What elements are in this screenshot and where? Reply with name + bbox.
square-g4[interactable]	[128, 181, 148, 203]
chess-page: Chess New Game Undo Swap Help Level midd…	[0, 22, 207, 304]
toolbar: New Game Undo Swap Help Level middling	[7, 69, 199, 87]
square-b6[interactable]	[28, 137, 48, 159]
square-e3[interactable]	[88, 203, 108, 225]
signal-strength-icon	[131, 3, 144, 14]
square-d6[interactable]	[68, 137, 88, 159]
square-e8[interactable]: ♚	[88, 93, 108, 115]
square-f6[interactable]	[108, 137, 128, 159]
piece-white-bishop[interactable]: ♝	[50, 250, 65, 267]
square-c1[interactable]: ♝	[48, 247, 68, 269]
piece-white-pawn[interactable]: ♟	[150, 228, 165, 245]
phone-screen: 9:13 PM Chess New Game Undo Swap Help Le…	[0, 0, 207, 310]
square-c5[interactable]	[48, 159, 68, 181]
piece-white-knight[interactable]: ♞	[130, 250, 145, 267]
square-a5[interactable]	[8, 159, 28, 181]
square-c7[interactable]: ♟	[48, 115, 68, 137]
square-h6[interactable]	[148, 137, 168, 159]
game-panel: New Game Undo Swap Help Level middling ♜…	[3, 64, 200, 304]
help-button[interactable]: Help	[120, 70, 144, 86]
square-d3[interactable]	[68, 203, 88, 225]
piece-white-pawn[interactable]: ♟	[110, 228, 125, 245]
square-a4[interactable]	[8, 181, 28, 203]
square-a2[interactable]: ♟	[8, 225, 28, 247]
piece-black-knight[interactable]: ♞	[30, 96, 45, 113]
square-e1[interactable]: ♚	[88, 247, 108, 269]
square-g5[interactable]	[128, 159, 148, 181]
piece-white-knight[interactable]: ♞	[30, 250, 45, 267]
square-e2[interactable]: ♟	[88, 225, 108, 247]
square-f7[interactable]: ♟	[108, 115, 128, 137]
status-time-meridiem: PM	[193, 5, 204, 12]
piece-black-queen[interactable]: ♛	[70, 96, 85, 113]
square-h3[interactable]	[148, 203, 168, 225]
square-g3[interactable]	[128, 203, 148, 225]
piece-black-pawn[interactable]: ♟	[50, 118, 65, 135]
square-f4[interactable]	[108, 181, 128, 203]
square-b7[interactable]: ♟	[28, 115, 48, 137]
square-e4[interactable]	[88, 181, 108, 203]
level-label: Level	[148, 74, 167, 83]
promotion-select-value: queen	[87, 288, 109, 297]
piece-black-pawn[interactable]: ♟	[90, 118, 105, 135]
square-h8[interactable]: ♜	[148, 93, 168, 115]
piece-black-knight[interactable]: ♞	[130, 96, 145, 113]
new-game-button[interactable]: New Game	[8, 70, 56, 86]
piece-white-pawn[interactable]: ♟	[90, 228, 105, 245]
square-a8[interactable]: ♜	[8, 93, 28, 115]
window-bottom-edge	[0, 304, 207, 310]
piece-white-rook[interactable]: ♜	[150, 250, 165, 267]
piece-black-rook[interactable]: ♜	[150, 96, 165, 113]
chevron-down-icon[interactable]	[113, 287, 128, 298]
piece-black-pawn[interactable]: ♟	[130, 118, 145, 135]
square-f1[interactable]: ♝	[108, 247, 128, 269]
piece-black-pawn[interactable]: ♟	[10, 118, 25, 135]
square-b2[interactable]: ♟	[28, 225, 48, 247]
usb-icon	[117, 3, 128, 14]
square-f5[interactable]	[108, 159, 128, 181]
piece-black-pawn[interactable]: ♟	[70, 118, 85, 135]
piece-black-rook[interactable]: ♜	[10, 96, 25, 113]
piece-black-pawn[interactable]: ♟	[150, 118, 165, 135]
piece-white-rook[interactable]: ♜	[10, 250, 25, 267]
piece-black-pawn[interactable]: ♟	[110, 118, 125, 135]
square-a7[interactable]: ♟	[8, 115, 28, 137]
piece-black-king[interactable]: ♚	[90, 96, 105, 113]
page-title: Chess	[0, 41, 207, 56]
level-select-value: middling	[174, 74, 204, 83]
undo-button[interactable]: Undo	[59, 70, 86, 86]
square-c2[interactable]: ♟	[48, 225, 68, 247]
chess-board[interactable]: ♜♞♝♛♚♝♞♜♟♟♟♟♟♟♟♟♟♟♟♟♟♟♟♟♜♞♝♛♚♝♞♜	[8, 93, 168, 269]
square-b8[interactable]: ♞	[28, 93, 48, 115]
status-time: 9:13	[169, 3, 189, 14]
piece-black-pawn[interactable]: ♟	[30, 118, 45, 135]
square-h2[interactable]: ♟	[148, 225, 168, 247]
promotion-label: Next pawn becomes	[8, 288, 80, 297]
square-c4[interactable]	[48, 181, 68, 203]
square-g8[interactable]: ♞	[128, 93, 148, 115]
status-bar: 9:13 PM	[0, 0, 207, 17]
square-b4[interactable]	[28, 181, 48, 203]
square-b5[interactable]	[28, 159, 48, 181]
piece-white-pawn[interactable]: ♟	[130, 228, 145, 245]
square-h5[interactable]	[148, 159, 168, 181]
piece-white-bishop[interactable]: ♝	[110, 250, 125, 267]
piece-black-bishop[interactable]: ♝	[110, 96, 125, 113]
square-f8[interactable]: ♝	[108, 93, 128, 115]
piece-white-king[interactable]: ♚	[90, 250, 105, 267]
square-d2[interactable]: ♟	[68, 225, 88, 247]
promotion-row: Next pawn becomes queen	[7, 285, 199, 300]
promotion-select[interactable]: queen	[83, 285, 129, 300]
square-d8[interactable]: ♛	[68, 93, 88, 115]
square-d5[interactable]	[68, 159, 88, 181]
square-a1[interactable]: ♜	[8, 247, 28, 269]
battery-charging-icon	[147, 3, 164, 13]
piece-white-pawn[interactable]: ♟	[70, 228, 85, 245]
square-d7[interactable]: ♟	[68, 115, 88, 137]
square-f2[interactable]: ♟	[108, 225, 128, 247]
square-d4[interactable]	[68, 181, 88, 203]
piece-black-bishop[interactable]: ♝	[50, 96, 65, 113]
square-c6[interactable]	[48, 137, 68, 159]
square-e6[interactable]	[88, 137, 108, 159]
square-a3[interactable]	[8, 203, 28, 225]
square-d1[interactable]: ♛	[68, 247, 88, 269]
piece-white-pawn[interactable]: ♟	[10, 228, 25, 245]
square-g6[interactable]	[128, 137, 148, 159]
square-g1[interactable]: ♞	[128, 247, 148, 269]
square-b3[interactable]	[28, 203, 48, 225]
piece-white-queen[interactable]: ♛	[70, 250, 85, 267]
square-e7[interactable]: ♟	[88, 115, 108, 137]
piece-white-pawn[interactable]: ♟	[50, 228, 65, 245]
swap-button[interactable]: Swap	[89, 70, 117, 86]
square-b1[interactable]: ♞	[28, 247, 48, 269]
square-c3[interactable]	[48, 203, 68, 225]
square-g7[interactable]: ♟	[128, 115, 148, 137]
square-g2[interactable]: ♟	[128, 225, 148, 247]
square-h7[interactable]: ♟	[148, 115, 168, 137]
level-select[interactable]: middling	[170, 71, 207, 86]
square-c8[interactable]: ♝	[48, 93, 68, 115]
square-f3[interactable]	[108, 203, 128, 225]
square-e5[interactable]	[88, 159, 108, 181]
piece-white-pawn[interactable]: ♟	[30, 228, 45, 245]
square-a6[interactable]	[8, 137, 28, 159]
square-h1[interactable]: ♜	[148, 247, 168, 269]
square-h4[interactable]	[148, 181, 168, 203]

**Objective**
Rewrite every one of these lines with "interactable" changed to "clickable" wherever it occurs, keeping everything else the same.

**Solution to this problem**
What elements are in this screenshot and where? Reply with name + bbox.
square-g4[clickable]	[128, 181, 148, 203]
chess-page: Chess New Game Undo Swap Help Level midd…	[0, 22, 207, 304]
toolbar: New Game Undo Swap Help Level middling	[7, 69, 199, 87]
square-b6[clickable]	[28, 137, 48, 159]
square-e3[clickable]	[88, 203, 108, 225]
signal-strength-icon	[131, 3, 144, 14]
square-d6[clickable]	[68, 137, 88, 159]
square-e8[clickable]: ♚	[88, 93, 108, 115]
square-f6[clickable]	[108, 137, 128, 159]
piece-white-bishop[clickable]: ♝	[50, 250, 65, 267]
square-c1[clickable]: ♝	[48, 247, 68, 269]
piece-white-pawn[clickable]: ♟	[150, 228, 165, 245]
phone-screen: 9:13 PM Chess New Game Undo Swap Help Le…	[0, 0, 207, 310]
square-c5[clickable]	[48, 159, 68, 181]
piece-white-knight[clickable]: ♞	[130, 250, 145, 267]
square-a5[clickable]	[8, 159, 28, 181]
square-c7[clickable]: ♟	[48, 115, 68, 137]
square-h6[clickable]	[148, 137, 168, 159]
game-panel: New Game Undo Swap Help Level middling ♜…	[3, 64, 200, 304]
help-button[clickable]: Help	[120, 70, 144, 86]
square-d3[clickable]	[68, 203, 88, 225]
piece-white-pawn[clickable]: ♟	[110, 228, 125, 245]
square-a4[clickable]	[8, 181, 28, 203]
square-a2[clickable]: ♟	[8, 225, 28, 247]
piece-black-knight[clickable]: ♞	[30, 96, 45, 113]
square-e1[clickable]: ♚	[88, 247, 108, 269]
square-g5[clickable]	[128, 159, 148, 181]
piece-white-knight[clickable]: ♞	[30, 250, 45, 267]
square-e2[clickable]: ♟	[88, 225, 108, 247]
square-f7[clickable]: ♟	[108, 115, 128, 137]
status-time-meridiem: PM	[193, 5, 204, 12]
piece-black-queen[clickable]: ♛	[70, 96, 85, 113]
square-h3[clickable]	[148, 203, 168, 225]
square-g3[clickable]	[128, 203, 148, 225]
piece-black-pawn[clickable]: ♟	[50, 118, 65, 135]
square-f4[clickable]	[108, 181, 128, 203]
square-b7[clickable]: ♟	[28, 115, 48, 137]
square-e4[clickable]	[88, 181, 108, 203]
level-label: Level	[148, 74, 167, 83]
promotion-select-value: queen	[87, 288, 109, 297]
piece-black-pawn[clickable]: ♟	[90, 118, 105, 135]
square-h8[clickable]: ♜	[148, 93, 168, 115]
piece-black-knight[clickable]: ♞	[130, 96, 145, 113]
new-game-button[clickable]: New Game	[8, 70, 56, 86]
piece-white-pawn[clickable]: ♟	[90, 228, 105, 245]
square-a8[clickable]: ♜	[8, 93, 28, 115]
window-bottom-edge	[0, 304, 207, 310]
piece-white-rook[clickable]: ♜	[150, 250, 165, 267]
piece-black-rook[clickable]: ♜	[150, 96, 165, 113]
chevron-down-icon[clickable]	[113, 287, 128, 298]
piece-black-pawn[clickable]: ♟	[130, 118, 145, 135]
square-f1[clickable]: ♝	[108, 247, 128, 269]
piece-black-pawn[clickable]: ♟	[10, 118, 25, 135]
square-b2[clickable]: ♟	[28, 225, 48, 247]
usb-icon	[117, 3, 128, 14]
square-f5[clickable]	[108, 159, 128, 181]
piece-black-pawn[clickable]: ♟	[70, 118, 85, 135]
piece-black-rook[clickable]: ♜	[10, 96, 25, 113]
piece-black-pawn[clickable]: ♟	[150, 118, 165, 135]
piece-white-rook[clickable]: ♜	[10, 250, 25, 267]
piece-black-pawn[clickable]: ♟	[110, 118, 125, 135]
square-a7[clickable]: ♟	[8, 115, 28, 137]
piece-black-king[clickable]: ♚	[90, 96, 105, 113]
page-title: Chess	[0, 41, 207, 56]
level-select-value: middling	[174, 74, 204, 83]
undo-button[clickable]: Undo	[59, 70, 86, 86]
square-c2[clickable]: ♟	[48, 225, 68, 247]
chess-board[clickable]: ♜♞♝♛♚♝♞♜♟♟♟♟♟♟♟♟♟♟♟♟♟♟♟♟♜♞♝♛♚♝♞♜	[8, 93, 168, 269]
square-b8[clickable]: ♞	[28, 93, 48, 115]
status-time: 9:13	[169, 3, 189, 14]
piece-black-pawn[clickable]: ♟	[30, 118, 45, 135]
square-h2[clickable]: ♟	[148, 225, 168, 247]
promotion-label: Next pawn becomes	[8, 288, 80, 297]
square-c4[clickable]	[48, 181, 68, 203]
square-g8[clickable]: ♞	[128, 93, 148, 115]
status-bar: 9:13 PM	[0, 0, 207, 17]
square-b4[clickable]	[28, 181, 48, 203]
square-b5[clickable]	[28, 159, 48, 181]
piece-white-pawn[clickable]: ♟	[130, 228, 145, 245]
square-h5[clickable]	[148, 159, 168, 181]
piece-white-bishop[clickable]: ♝	[110, 250, 125, 267]
piece-black-bishop[clickable]: ♝	[110, 96, 125, 113]
square-f8[clickable]: ♝	[108, 93, 128, 115]
piece-white-king[clickable]: ♚	[90, 250, 105, 267]
square-d2[clickable]: ♟	[68, 225, 88, 247]
promotion-row: Next pawn becomes queen	[7, 285, 199, 300]
promotion-select[clickable]: queen	[83, 285, 129, 300]
square-d8[clickable]: ♛	[68, 93, 88, 115]
square-d5[clickable]	[68, 159, 88, 181]
square-a1[clickable]: ♜	[8, 247, 28, 269]
battery-charging-icon	[147, 3, 164, 13]
piece-white-pawn[clickable]: ♟	[70, 228, 85, 245]
square-d7[clickable]: ♟	[68, 115, 88, 137]
square-f2[clickable]: ♟	[108, 225, 128, 247]
square-d4[clickable]	[68, 181, 88, 203]
piece-black-bishop[clickable]: ♝	[50, 96, 65, 113]
square-c6[clickable]	[48, 137, 68, 159]
square-e6[clickable]	[88, 137, 108, 159]
square-a3[clickable]	[8, 203, 28, 225]
square-d1[clickable]: ♛	[68, 247, 88, 269]
piece-white-pawn[clickable]: ♟	[10, 228, 25, 245]
square-g6[clickable]	[128, 137, 148, 159]
square-g1[clickable]: ♞	[128, 247, 148, 269]
square-b3[clickable]	[28, 203, 48, 225]
piece-white-queen[clickable]: ♛	[70, 250, 85, 267]
square-e7[clickable]: ♟	[88, 115, 108, 137]
piece-white-pawn[clickable]: ♟	[50, 228, 65, 245]
swap-button[clickable]: Swap	[89, 70, 117, 86]
square-b1[clickable]: ♞	[28, 247, 48, 269]
square-c3[clickable]	[48, 203, 68, 225]
square-g7[clickable]: ♟	[128, 115, 148, 137]
square-g2[clickable]: ♟	[128, 225, 148, 247]
square-h7[clickable]: ♟	[148, 115, 168, 137]
level-select[clickable]: middling	[170, 71, 207, 86]
square-c8[clickable]: ♝	[48, 93, 68, 115]
square-f3[clickable]	[108, 203, 128, 225]
square-e5[clickable]	[88, 159, 108, 181]
piece-white-pawn[clickable]: ♟	[30, 228, 45, 245]
square-a6[clickable]	[8, 137, 28, 159]
square-h1[clickable]: ♜	[148, 247, 168, 269]
square-h4[clickable]	[148, 181, 168, 203]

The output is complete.